▼

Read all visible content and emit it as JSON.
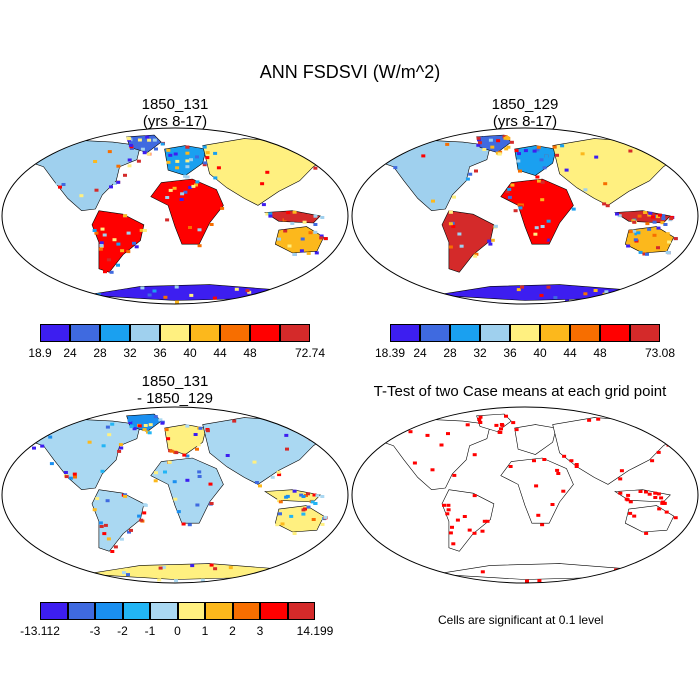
{
  "main_title": "ANN FSDSVI (W/m^2)",
  "colors": {
    "bright_red": "#ff0000",
    "map_border": "#000000"
  },
  "chart_data": [
    {
      "type": "heatmap",
      "title": "1850_131",
      "subtitle": "(yrs 8-17)",
      "projection": "Robinson world map",
      "colorbar": {
        "tick_labels": [
          "18.9",
          "24",
          "28",
          "32",
          "36",
          "40",
          "44",
          "48",
          "72.74"
        ],
        "colors": [
          "#3d1ef0",
          "#3f6ae0",
          "#1aa0f0",
          "#9fd0ee",
          "#fff080",
          "#fcb81c",
          "#f76e00",
          "#ff0000",
          "#d42a2a"
        ]
      }
    },
    {
      "type": "heatmap",
      "title": "1850_129",
      "subtitle": "(yrs 8-17)",
      "projection": "Robinson world map",
      "colorbar": {
        "tick_labels": [
          "18.39",
          "24",
          "28",
          "32",
          "36",
          "40",
          "44",
          "48",
          "73.08"
        ],
        "colors": [
          "#3d1ef0",
          "#3f6ae0",
          "#1aa0f0",
          "#9fd0ee",
          "#fff080",
          "#fcb81c",
          "#f76e00",
          "#ff0000",
          "#d42a2a"
        ]
      }
    },
    {
      "type": "heatmap",
      "title": "1850_131",
      "subtitle": "- 1850_129",
      "projection": "Robinson world map",
      "colorbar": {
        "tick_labels": [
          "-13.112",
          "-3",
          "-2",
          "-1",
          "0",
          "1",
          "2",
          "3",
          "14.199"
        ],
        "tick_boundaries": [
          0,
          2,
          3,
          4,
          5,
          6,
          7,
          8,
          10
        ],
        "colors": [
          "#3d1ef0",
          "#3f6ae0",
          "#1a8ff0",
          "#22b5f5",
          "#aad8f2",
          "#fff080",
          "#fcb81c",
          "#f76e00",
          "#ff0000",
          "#d42a2a"
        ]
      }
    },
    {
      "type": "heatmap",
      "title": "T-Test of two Case means at each grid point",
      "projection": "Robinson world map",
      "note": "Cells are significant at 0.1 level",
      "significant_color": "#ff0000"
    }
  ]
}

▲

STATED GOAL
Could you reproduce every record above exactly, leaving out the pictures?

IN RESPONSE
Read all visible content and emit it as JSON.
{
  "main_title": "ANN FSDSVI (W/m^2)",
  "colors": {
    "bright_red": "#ff0000",
    "map_border": "#000000"
  },
  "chart_data": [
    {
      "type": "heatmap",
      "title": "1850_131",
      "subtitle": "(yrs 8-17)",
      "projection": "Robinson world map",
      "colorbar": {
        "tick_labels": [
          "18.9",
          "24",
          "28",
          "32",
          "36",
          "40",
          "44",
          "48",
          "72.74"
        ],
        "colors": [
          "#3d1ef0",
          "#3f6ae0",
          "#1aa0f0",
          "#9fd0ee",
          "#fff080",
          "#fcb81c",
          "#f76e00",
          "#ff0000",
          "#d42a2a"
        ]
      }
    },
    {
      "type": "heatmap",
      "title": "1850_129",
      "subtitle": "(yrs 8-17)",
      "projection": "Robinson world map",
      "colorbar": {
        "tick_labels": [
          "18.39",
          "24",
          "28",
          "32",
          "36",
          "40",
          "44",
          "48",
          "73.08"
        ],
        "colors": [
          "#3d1ef0",
          "#3f6ae0",
          "#1aa0f0",
          "#9fd0ee",
          "#fff080",
          "#fcb81c",
          "#f76e00",
          "#ff0000",
          "#d42a2a"
        ]
      }
    },
    {
      "type": "heatmap",
      "title": "1850_131",
      "subtitle": "- 1850_129",
      "projection": "Robinson world map",
      "colorbar": {
        "tick_labels": [
          "-13.112",
          "-3",
          "-2",
          "-1",
          "0",
          "1",
          "2",
          "3",
          "14.199"
        ],
        "tick_boundaries": [
          0,
          2,
          3,
          4,
          5,
          6,
          7,
          8,
          10
        ],
        "colors": [
          "#3d1ef0",
          "#3f6ae0",
          "#1a8ff0",
          "#22b5f5",
          "#aad8f2",
          "#fff080",
          "#fcb81c",
          "#f76e00",
          "#ff0000",
          "#d42a2a"
        ]
      }
    },
    {
      "type": "heatmap",
      "title": "T-Test of two Case means at each grid point",
      "projection": "Robinson world map",
      "note": "Cells are significant at 0.1 level",
      "significant_color": "#ff0000"
    }
  ]
}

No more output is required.